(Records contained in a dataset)
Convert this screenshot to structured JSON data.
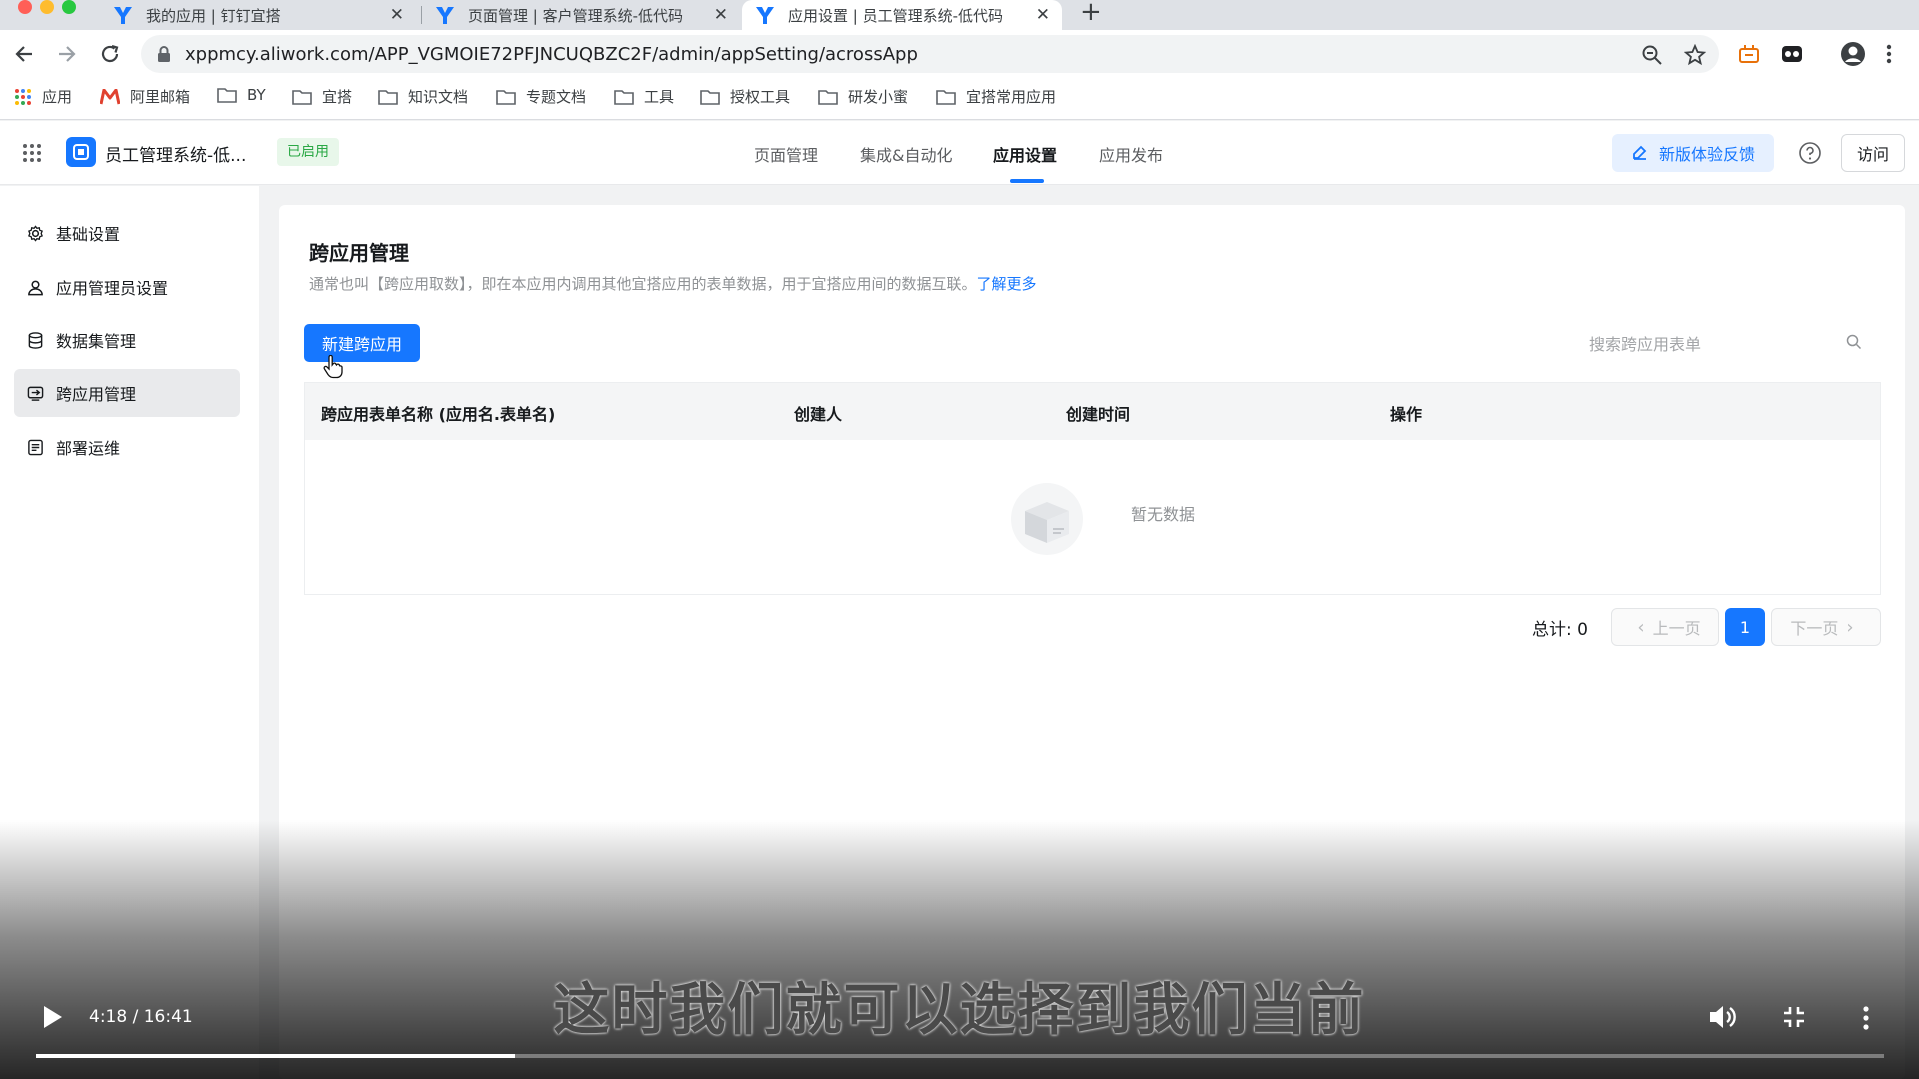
{
  "browser": {
    "tabs": [
      {
        "title": "我的应用 | 钉钉宜搭"
      },
      {
        "title": "页面管理 | 客户管理系统-低代码"
      },
      {
        "title": "应用设置 | 员工管理系统-低代码"
      }
    ],
    "url": "xppmcy.aliwork.com/APP_VGMOIE72PFJNCUQBZC2F/admin/appSetting/acrossApp",
    "bookmarks": [
      "应用",
      "阿里邮箱",
      "BY",
      "宜搭",
      "知识文档",
      "专题文档",
      "工具",
      "授权工具",
      "研发小蜜",
      "宜搭常用应用"
    ]
  },
  "header": {
    "app_name": "员工管理系统-低...",
    "status_badge": "已启用",
    "nav": [
      "页面管理",
      "集成&自动化",
      "应用设置",
      "应用发布"
    ],
    "active_nav": "应用设置",
    "feedback_label": "新版体验反馈",
    "visit_label": "访问"
  },
  "sidebar": {
    "items": [
      {
        "label": "基础设置",
        "icon": "gear-icon"
      },
      {
        "label": "应用管理员设置",
        "icon": "user-icon"
      },
      {
        "label": "数据集管理",
        "icon": "database-icon"
      },
      {
        "label": "跨应用管理",
        "icon": "cross-app-icon"
      },
      {
        "label": "部署运维",
        "icon": "deploy-icon"
      }
    ],
    "active": "跨应用管理"
  },
  "main": {
    "title": "跨应用管理",
    "description": "通常也叫【跨应用取数】，即在本应用内调用其他宜搭应用的表单数据，用于宜搭应用间的数据互联。",
    "learn_more": "了解更多",
    "new_button": "新建跨应用",
    "search_placeholder": "搜索跨应用表单",
    "table": {
      "columns": [
        "跨应用表单名称 (应用名.表单名)",
        "创建人",
        "创建时间",
        "操作"
      ],
      "rows": [],
      "empty_text": "暂无数据"
    },
    "pagination": {
      "total_label": "总计: 0",
      "prev_label": "上一页",
      "next_label": "下一页",
      "current_page": "1"
    }
  },
  "video": {
    "subtitle": "这时我们就可以选择到我们当前",
    "time": "4:18 / 16:41",
    "progress": 0.2594
  },
  "colors": {
    "primary": "#1677ff",
    "success_badge_bg": "#e8f7ea",
    "success_badge_text": "#2aa845"
  }
}
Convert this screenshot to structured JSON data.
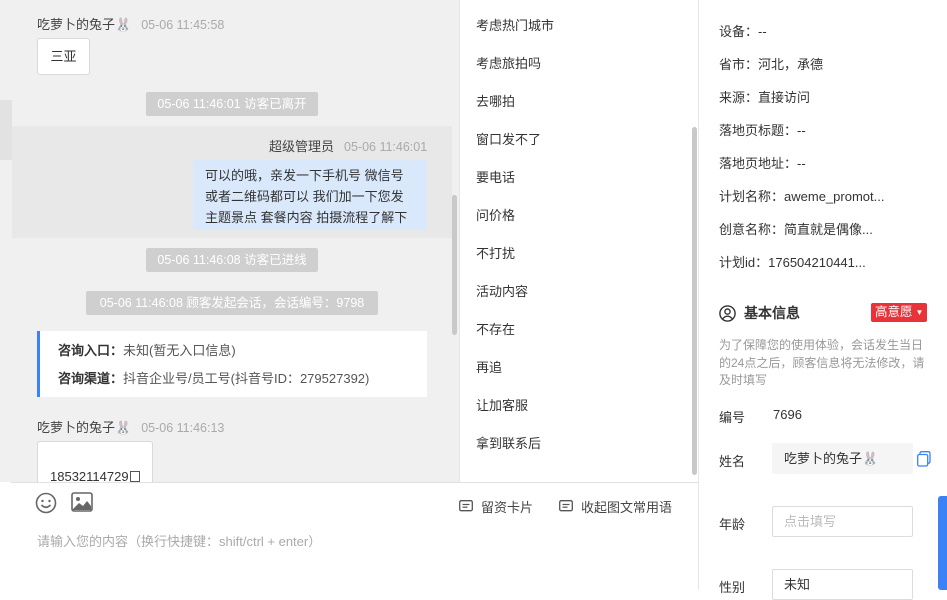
{
  "chat": {
    "messages": [
      {
        "sender": "吃萝卜的兔子🐰",
        "time": "05-06 11:45:58",
        "text": "三亚"
      },
      {
        "system": "05-06 11:46:01 访客已离开"
      },
      {
        "sender": "超级管理员",
        "time": "05-06 11:46:01",
        "lines": [
          "可以的哦，亲发一下手机号 微信号",
          "或者二维码都可以 我们加一下您发",
          "主题景点 套餐内容 拍摄流程了解下"
        ]
      },
      {
        "system": "05-06 11:46:08 访客已进线"
      },
      {
        "system": "05-06 11:46:08 顾客发起会话，会话编号：9798"
      },
      {
        "sender": "吃萝卜的兔子🐰",
        "time": "05-06 11:46:13",
        "text": "18532114729"
      }
    ],
    "card": {
      "entry_label": "咨询入口：",
      "entry_value": "未知(暂无入口信息)",
      "channel_label": "咨询渠道：",
      "channel_value": "抖音企业号/员工号(抖音号ID：279527392)"
    }
  },
  "phrases": [
    "考虑热门城市",
    "考虑旅拍吗",
    "去哪拍",
    "窗口发不了",
    "要电话",
    "问价格",
    "不打扰",
    "活动内容",
    "不存在",
    "再追",
    "让加客服",
    "拿到联系后"
  ],
  "input": {
    "lead_card": "留资卡片",
    "collapse": "收起图文常用语",
    "placeholder": "请输入您的内容（换行快捷键：shift/ctrl + enter）"
  },
  "info": {
    "rows": [
      {
        "k": "设备：",
        "v": "--"
      },
      {
        "k": "省市：",
        "v": "河北，承德"
      },
      {
        "k": "来源：",
        "v": "直接访问"
      },
      {
        "k": "落地页标题：",
        "v": "--"
      },
      {
        "k": "落地页地址：",
        "v": "--"
      },
      {
        "k": "计划名称：",
        "v": "aweme_promot..."
      },
      {
        "k": "创意名称：",
        "v": "简直就是偶像..."
      },
      {
        "k": "计划id：",
        "v": "176504210441..."
      }
    ],
    "basic_title": "基本信息",
    "intent_tag": "高意愿",
    "notice": "为了保障您的使用体验，会话发生当日的24点之后，顾客信息将无法修改，请及时填写",
    "id_label": "编号",
    "id_value": "7696",
    "name_label": "姓名",
    "name_value": "吃萝卜的兔子🐰",
    "age_label": "年龄",
    "age_placeholder": "点击填写",
    "gender_label": "性别",
    "gender_value": "未知"
  },
  "colors": {
    "accent": "#3b82f6",
    "tag": "#e8333a",
    "bubble": "#d9e8fb"
  }
}
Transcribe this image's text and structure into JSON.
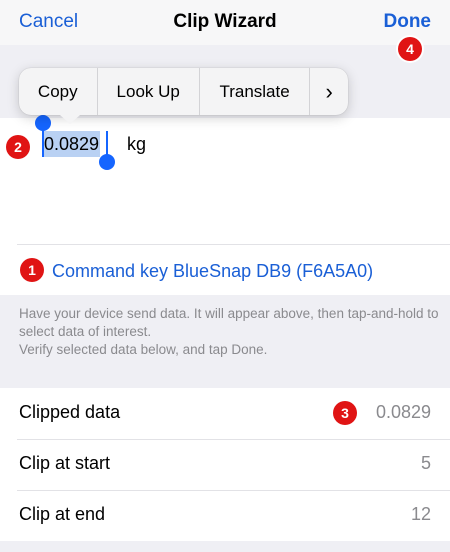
{
  "nav": {
    "cancel": "Cancel",
    "title": "Clip Wizard",
    "done": "Done"
  },
  "menu": {
    "items": [
      "Copy",
      "Look Up",
      "Translate"
    ],
    "more": "›"
  },
  "input": {
    "value": "0.0829",
    "unit": "kg"
  },
  "command": {
    "label": "Command key BlueSnap DB9 (F6A5A0)"
  },
  "help": {
    "line1": "Have your device send data. It will appear above, then tap-and-hold to select data of interest.",
    "line2": "Verify selected data below, and tap Done."
  },
  "rows": [
    {
      "label": "Clipped data",
      "value": "0.0829"
    },
    {
      "label": "Clip at start",
      "value": "5"
    },
    {
      "label": "Clip at end",
      "value": "12"
    }
  ],
  "badges": [
    "1",
    "2",
    "3",
    "4"
  ],
  "colors": {
    "accent": "#1a5fd6",
    "badge": "#e01414",
    "selection": "#b9d1f3",
    "handle": "#1565ff"
  }
}
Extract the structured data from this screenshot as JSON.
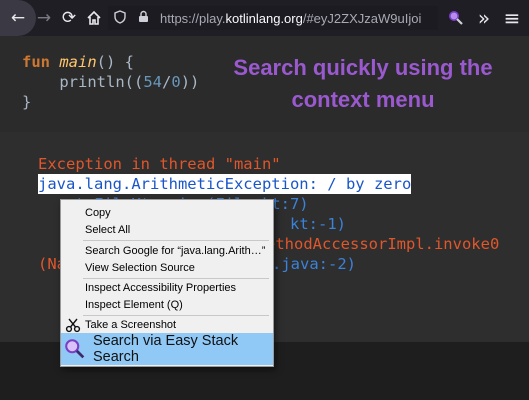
{
  "toolbar": {
    "back_icon": "←",
    "forward_icon": "→",
    "reload_icon": "⟳",
    "home_icon": "⌂",
    "url_prefix": "https://play.",
    "url_host": "kotlinlang.org",
    "url_rest": "/#eyJ2ZXJzaW9uIjoi",
    "more_icon": "»",
    "menu_icon": "≡"
  },
  "editor": {
    "line1_kw": "fun",
    "line1_fn": "main",
    "line1_rest": "() {",
    "line2_pre": "    println((",
    "line2_num1": "54",
    "line2_op": "/",
    "line2_num2": "0",
    "line2_post": "))",
    "line3": "}"
  },
  "overlay": {
    "title_line1": "Search quickly using the",
    "title_line2": "context menu"
  },
  "output": {
    "line1": "Exception in thread \"main\"",
    "line2_selected": "java.lang.ArithmeticException: / by zero",
    "line3": "   at FileKt.main (File.kt:7)",
    "line4_tail": "kt:-1)",
    "line5_tail": "ethodAccessorImpl.invoke0",
    "line6_start": "(Na",
    "line6_tail": ".java:-2)"
  },
  "context_menu": {
    "copy": "Copy",
    "select_all": "Select All",
    "search_google": "Search Google for “java.lang.Arith…”",
    "view_source": "View Selection Source",
    "inspect_accessibility": "Inspect Accessibility Properties",
    "inspect_element": "Inspect Element (Q)",
    "screenshot": "Take a Screenshot",
    "easy_stack_search": "Search via Easy Stack Search"
  },
  "colors": {
    "accent_purple": "#9b59d0",
    "error_orange": "#e0572b",
    "highlight_blue": "#90c8f6"
  }
}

**Required work**
Search the entries for the string "java" and collect each line that has it.

**Answer for the task**
    "line2_selected": "java.lang.ArithmeticException: / by zero",
    "line6_tail": ".java:-2)"
    "search_google": "Search Google for “java.lang.Arith…”",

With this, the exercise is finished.